▸ Direction: Copy out the entries exactly, from the first line to the last.

Data records:
↓

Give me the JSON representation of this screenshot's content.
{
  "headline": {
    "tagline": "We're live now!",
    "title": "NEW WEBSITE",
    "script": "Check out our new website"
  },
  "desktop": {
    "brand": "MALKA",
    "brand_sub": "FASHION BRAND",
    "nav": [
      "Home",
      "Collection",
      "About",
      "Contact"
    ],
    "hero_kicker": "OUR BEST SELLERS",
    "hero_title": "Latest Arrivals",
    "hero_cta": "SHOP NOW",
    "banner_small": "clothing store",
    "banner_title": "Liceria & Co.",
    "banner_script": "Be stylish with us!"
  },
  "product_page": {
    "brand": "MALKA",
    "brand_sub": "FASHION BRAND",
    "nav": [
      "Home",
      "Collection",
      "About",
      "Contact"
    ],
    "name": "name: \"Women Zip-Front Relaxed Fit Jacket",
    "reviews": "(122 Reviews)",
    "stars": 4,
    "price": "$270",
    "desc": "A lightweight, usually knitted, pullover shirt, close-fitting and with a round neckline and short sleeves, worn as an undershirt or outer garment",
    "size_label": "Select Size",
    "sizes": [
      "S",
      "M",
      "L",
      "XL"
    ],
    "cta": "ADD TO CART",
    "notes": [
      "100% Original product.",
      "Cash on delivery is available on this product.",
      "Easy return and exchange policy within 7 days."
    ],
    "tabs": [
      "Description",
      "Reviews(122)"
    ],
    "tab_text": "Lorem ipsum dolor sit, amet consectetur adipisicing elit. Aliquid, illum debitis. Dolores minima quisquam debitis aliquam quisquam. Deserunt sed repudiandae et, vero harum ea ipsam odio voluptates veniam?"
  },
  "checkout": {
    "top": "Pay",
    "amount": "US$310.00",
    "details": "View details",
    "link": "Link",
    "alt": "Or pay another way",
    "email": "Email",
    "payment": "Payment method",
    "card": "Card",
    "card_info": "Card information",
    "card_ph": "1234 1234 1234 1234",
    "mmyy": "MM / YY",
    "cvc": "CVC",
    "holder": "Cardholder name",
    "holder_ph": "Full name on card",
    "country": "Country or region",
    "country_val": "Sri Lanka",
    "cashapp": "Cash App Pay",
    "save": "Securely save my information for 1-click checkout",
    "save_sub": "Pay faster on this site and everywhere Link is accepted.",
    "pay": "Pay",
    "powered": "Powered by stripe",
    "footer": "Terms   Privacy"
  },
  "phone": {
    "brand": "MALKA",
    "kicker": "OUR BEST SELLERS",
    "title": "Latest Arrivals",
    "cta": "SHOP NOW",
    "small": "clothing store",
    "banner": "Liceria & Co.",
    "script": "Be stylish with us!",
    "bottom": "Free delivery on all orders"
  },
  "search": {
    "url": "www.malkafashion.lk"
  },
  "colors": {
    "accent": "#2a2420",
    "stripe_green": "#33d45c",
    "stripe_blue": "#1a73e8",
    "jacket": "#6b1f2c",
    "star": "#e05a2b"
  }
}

↑

▸ Full answer:
Give me the JSON representation of this screenshot's content.
{
  "headline": {
    "tagline": "We're live now!",
    "title": "NEW WEBSITE",
    "script": "Check out our new website"
  },
  "desktop": {
    "brand": "MALKA",
    "brand_sub": "FASHION BRAND",
    "nav": [
      "Home",
      "Collection",
      "About",
      "Contact"
    ],
    "hero_kicker": "OUR BEST SELLERS",
    "hero_title": "Latest Arrivals",
    "hero_cta": "SHOP NOW",
    "banner_small": "clothing store",
    "banner_title": "Liceria & Co.",
    "banner_script": "Be stylish with us!"
  },
  "product_page": {
    "brand": "MALKA",
    "brand_sub": "FASHION BRAND",
    "nav": [
      "Home",
      "Collection",
      "About",
      "Contact"
    ],
    "name": "name: \"Women Zip-Front Relaxed Fit Jacket",
    "reviews": "(122 Reviews)",
    "stars": 4,
    "price": "$270",
    "desc": "A lightweight, usually knitted, pullover shirt, close-fitting and with a round neckline and short sleeves, worn as an undershirt or outer garment",
    "size_label": "Select Size",
    "sizes": [
      "S",
      "M",
      "L",
      "XL"
    ],
    "cta": "ADD TO CART",
    "notes": [
      "100% Original product.",
      "Cash on delivery is available on this product.",
      "Easy return and exchange policy within 7 days."
    ],
    "tabs": [
      "Description",
      "Reviews(122)"
    ],
    "tab_text": "Lorem ipsum dolor sit, amet consectetur adipisicing elit. Aliquid, illum debitis. Dolores minima quisquam debitis aliquam quisquam. Deserunt sed repudiandae et, vero harum ea ipsam odio voluptates veniam?"
  },
  "checkout": {
    "top": "Pay",
    "amount": "US$310.00",
    "details": "View details",
    "link": "Link",
    "alt": "Or pay another way",
    "email": "Email",
    "payment": "Payment method",
    "card": "Card",
    "card_info": "Card information",
    "card_ph": "1234 1234 1234 1234",
    "mmyy": "MM / YY",
    "cvc": "CVC",
    "holder": "Cardholder name",
    "holder_ph": "Full name on card",
    "country": "Country or region",
    "country_val": "Sri Lanka",
    "cashapp": "Cash App Pay",
    "save": "Securely save my information for 1-click checkout",
    "save_sub": "Pay faster on this site and everywhere Link is accepted.",
    "pay": "Pay",
    "powered": "Powered by stripe",
    "footer": "Terms   Privacy"
  },
  "phone": {
    "brand": "MALKA",
    "kicker": "OUR BEST SELLERS",
    "title": "Latest Arrivals",
    "cta": "SHOP NOW",
    "small": "clothing store",
    "banner": "Liceria & Co.",
    "script": "Be stylish with us!",
    "bottom": "Free delivery on all orders"
  },
  "search": {
    "url": "www.malkafashion.lk"
  },
  "colors": {
    "accent": "#2a2420",
    "stripe_green": "#33d45c",
    "stripe_blue": "#1a73e8",
    "jacket": "#6b1f2c",
    "star": "#e05a2b"
  }
}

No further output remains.